MATERIAL FOR THIS TASK:
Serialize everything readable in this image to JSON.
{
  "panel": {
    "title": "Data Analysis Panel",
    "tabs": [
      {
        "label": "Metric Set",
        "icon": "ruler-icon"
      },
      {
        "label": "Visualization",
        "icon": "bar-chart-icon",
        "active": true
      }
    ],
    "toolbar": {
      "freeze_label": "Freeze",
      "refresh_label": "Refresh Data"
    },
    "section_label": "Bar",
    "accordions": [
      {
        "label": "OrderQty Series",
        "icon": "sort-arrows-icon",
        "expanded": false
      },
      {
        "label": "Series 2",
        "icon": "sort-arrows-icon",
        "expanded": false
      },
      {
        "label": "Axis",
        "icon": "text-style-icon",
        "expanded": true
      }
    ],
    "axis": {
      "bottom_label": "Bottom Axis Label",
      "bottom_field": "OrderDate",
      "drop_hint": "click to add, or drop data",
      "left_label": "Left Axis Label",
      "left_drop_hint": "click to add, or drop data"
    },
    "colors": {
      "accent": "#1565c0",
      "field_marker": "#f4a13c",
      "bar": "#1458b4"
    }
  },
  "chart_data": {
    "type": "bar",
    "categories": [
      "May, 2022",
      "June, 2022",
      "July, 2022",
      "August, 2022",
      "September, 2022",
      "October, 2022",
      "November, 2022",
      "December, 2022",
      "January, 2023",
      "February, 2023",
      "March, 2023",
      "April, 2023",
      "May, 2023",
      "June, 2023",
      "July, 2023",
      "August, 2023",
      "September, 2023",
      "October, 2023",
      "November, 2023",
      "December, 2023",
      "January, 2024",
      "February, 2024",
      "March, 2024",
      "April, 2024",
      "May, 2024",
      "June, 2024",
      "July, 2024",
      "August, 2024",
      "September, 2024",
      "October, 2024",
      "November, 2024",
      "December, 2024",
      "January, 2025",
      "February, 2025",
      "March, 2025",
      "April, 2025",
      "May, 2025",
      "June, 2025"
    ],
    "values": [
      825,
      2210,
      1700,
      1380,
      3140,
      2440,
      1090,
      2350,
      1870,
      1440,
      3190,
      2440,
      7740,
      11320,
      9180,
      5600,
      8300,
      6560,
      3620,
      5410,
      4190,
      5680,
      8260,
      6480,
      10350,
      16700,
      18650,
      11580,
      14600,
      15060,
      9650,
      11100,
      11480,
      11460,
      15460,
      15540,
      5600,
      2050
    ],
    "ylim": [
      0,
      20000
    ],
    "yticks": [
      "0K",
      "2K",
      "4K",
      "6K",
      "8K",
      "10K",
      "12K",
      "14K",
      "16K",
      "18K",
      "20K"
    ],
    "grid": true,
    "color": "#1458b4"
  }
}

YOUR OBJECTIVE: Determine how many lines of the data contain "June" and give nothing but that number.

ANSWER TO THE PROBLEM: 4